• _Task objective_
Exactly as written, quote every line that follows, skipping the images.

[Raw records]
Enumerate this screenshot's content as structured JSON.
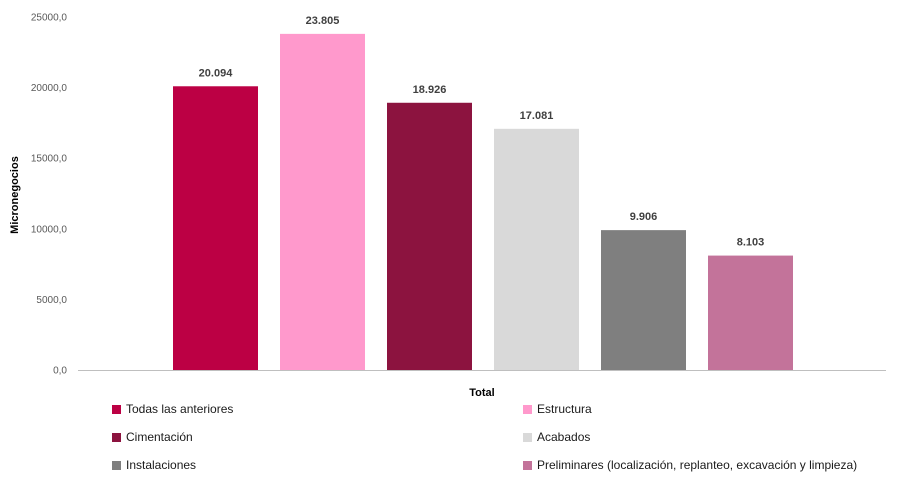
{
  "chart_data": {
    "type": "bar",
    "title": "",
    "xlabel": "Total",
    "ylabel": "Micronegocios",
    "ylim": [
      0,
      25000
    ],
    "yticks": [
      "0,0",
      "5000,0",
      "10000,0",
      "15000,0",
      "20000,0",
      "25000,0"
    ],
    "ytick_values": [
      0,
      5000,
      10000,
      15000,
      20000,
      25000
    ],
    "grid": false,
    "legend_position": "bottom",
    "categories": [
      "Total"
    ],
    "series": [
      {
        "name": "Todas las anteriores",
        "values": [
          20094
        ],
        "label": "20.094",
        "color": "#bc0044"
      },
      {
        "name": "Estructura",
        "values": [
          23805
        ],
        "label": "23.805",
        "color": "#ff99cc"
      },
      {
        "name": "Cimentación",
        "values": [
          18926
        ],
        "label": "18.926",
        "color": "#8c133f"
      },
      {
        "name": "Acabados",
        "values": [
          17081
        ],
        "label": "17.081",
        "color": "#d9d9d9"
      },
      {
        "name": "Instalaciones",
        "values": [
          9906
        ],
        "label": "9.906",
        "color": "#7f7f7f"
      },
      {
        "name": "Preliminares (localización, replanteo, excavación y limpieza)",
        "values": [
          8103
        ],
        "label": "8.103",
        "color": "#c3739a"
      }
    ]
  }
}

• _Task solution_
Enumerate this screenshot's content as structured JSON.
{
  "chart_data": {
    "type": "bar",
    "title": "",
    "xlabel": "Total",
    "ylabel": "Micronegocios",
    "ylim": [
      0,
      25000
    ],
    "yticks": [
      "0,0",
      "5000,0",
      "10000,0",
      "15000,0",
      "20000,0",
      "25000,0"
    ],
    "ytick_values": [
      0,
      5000,
      10000,
      15000,
      20000,
      25000
    ],
    "grid": false,
    "legend_position": "bottom",
    "categories": [
      "Total"
    ],
    "series": [
      {
        "name": "Todas las anteriores",
        "values": [
          20094
        ],
        "label": "20.094",
        "color": "#bc0044"
      },
      {
        "name": "Estructura",
        "values": [
          23805
        ],
        "label": "23.805",
        "color": "#ff99cc"
      },
      {
        "name": "Cimentación",
        "values": [
          18926
        ],
        "label": "18.926",
        "color": "#8c133f"
      },
      {
        "name": "Acabados",
        "values": [
          17081
        ],
        "label": "17.081",
        "color": "#d9d9d9"
      },
      {
        "name": "Instalaciones",
        "values": [
          9906
        ],
        "label": "9.906",
        "color": "#7f7f7f"
      },
      {
        "name": "Preliminares (localización, replanteo, excavación y limpieza)",
        "values": [
          8103
        ],
        "label": "8.103",
        "color": "#c3739a"
      }
    ]
  }
}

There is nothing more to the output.